Start of Supplied passage
Avengers Epic Collection: Kang War
Not quite Pérez at his eventual best, but remarkable nonetheless.
Marvel Comics

What’s most striking about The Avengers in the 1970s isn’t the odd occasional foundational moment (Kang War sees Beast and Moondragon join the team, Patsy Walker become Hellcat, and Scarlet Witch and Vision married—this last could have been perfect WandaVision promotion), it’s the complete onslaught of equally epic, mind-blowing, and zany action beats that these moments are nestled amongst. Nearly every issue has two or more concerns that could just have easily become a major, time-honored plot point had the dice fallen in only a slightly different manner.

Avengers Epic Collection: Kang War
I want to know which internet church ordained Immortus.
End of Supplied passage
Start of Supplied data
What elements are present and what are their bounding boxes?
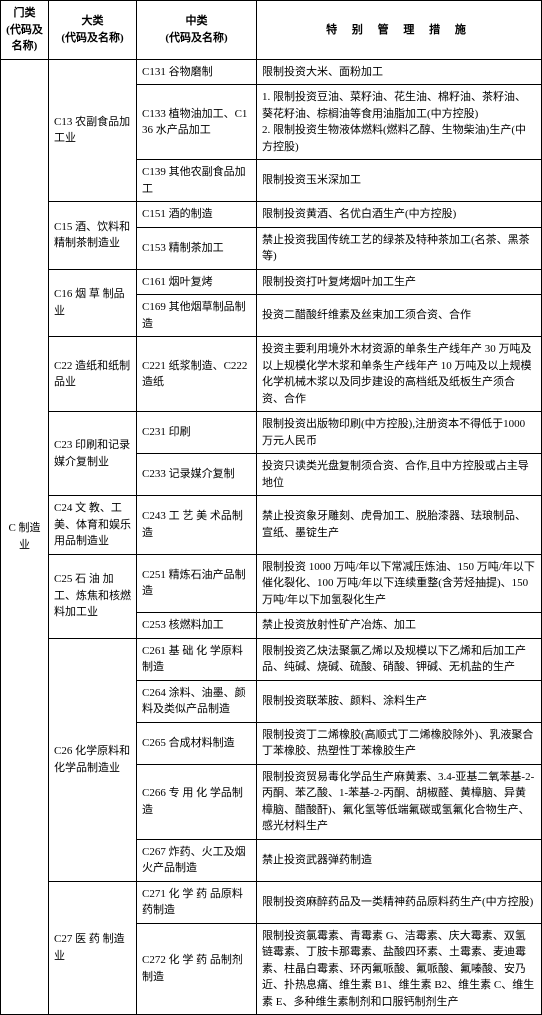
End of Supplied data
:: Given instruction A ::
List each foundational moment that the Kang War review names in its parenthetical remark.
:: Given instruction B ::
Condense the Kang War review paragraph that begins "What’s most striking about The Avengers in the 1970s" into two or three sentences, keeping its main facts.
:: Given instruction C ::
Extend the Kang War review beyond its final sentence.

:: Exercise response A ::
- Beast and Moondragon join the team.
- Patsy Walker becomes Hellcat.
- Scarlet Witch and Vision marry.

:: Exercise response B ::
The occasional foundational moments in 1970s Avengers, such as Beast and Moondragon joining the team, Patsy Walker becoming Hellcat, and Scarlet Witch marrying Vision in Kang War, are less striking than the relentless run of epic, mind-blowing, and zany action around them. Nearly every issue carries two or more concerns that, with slightly different luck, could have become major, time-honored plot points.

:: Exercise response C ::
Marvel Comics

The Kang War itself, which kickstarts this volume, could more poignantly be titled “The Celestial Madonna Saga”. While the events therein have had major consequences and payoffs in recent years, readers of Avengers comics between 1974 and 2020 might have been hard-pressed to recall its intricacies. Rather, the “B” and “C” plots have had a more resounding effect: Wanda learns magic from Agatha Harkness, Swordsman dies, and Vision learns where his body came from. The ancient origins of the Kree/Skrull war are explained, the original Human Torch’s final days are detailed, and an arcane conflict is waged in the Dark Dimension.

In these ten issues (nearly half of the volume), twenty-two distinct non-Avengers superbeings play major but brief roles, up to and including Frankenstein’s Monster. That’s an immense number of balls for writer Steve Englehart to be juggling, and that’s before adding Beast, the Marvel Western heroes, world-jumping with the Squadron Supreme (and Crown of Set), and even more in the back half of the volume.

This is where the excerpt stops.